[DATA TO USE]
%%

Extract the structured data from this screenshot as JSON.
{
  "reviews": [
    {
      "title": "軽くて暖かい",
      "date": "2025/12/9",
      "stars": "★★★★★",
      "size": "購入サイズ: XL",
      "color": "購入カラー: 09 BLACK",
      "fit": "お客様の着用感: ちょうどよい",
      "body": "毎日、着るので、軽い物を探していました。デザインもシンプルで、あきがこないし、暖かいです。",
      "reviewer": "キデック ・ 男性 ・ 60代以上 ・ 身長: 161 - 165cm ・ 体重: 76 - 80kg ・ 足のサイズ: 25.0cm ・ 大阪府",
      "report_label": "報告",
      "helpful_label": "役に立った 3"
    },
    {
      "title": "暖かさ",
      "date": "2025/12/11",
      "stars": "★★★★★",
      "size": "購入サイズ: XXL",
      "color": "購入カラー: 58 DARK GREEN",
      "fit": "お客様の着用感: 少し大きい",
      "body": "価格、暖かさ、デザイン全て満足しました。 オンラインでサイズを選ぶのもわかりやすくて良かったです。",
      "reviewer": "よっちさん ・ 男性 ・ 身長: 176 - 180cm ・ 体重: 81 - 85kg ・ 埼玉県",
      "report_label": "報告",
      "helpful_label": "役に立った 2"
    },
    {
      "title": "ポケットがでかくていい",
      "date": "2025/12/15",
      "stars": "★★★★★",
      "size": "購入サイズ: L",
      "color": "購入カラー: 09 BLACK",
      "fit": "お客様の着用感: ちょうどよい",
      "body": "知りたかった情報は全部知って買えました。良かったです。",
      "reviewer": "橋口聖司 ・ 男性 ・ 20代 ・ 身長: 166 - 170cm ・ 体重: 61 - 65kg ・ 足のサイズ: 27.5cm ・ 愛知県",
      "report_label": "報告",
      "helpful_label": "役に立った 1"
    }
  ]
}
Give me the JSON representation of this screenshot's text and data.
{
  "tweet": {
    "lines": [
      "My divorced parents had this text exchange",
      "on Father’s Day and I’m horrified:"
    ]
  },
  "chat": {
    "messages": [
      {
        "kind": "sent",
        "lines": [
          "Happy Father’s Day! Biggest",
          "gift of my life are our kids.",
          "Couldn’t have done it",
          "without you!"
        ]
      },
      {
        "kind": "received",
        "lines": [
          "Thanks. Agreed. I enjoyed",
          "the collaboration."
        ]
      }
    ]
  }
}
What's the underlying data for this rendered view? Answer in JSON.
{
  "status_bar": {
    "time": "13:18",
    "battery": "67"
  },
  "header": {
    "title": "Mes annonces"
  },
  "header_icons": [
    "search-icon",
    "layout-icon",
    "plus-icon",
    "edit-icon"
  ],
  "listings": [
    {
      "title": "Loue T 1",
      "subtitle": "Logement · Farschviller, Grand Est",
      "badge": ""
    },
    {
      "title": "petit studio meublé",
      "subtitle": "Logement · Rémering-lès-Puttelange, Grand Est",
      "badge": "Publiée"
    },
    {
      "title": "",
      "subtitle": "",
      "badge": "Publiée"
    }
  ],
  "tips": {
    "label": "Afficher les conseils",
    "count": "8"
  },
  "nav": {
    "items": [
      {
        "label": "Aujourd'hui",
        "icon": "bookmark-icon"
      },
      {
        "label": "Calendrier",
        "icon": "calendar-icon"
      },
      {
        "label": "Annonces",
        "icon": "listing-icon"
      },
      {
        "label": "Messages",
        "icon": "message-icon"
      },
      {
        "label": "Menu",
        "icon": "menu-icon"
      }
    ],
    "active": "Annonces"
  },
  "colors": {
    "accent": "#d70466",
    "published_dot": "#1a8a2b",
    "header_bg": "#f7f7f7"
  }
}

%%

[TASK TO CARRY OUT] Pick every line with "Father" in it and copy it.

[SOLUTION]
      "on Father’s Day and I’m horrified:"
          "Happy Father’s Day! Biggest",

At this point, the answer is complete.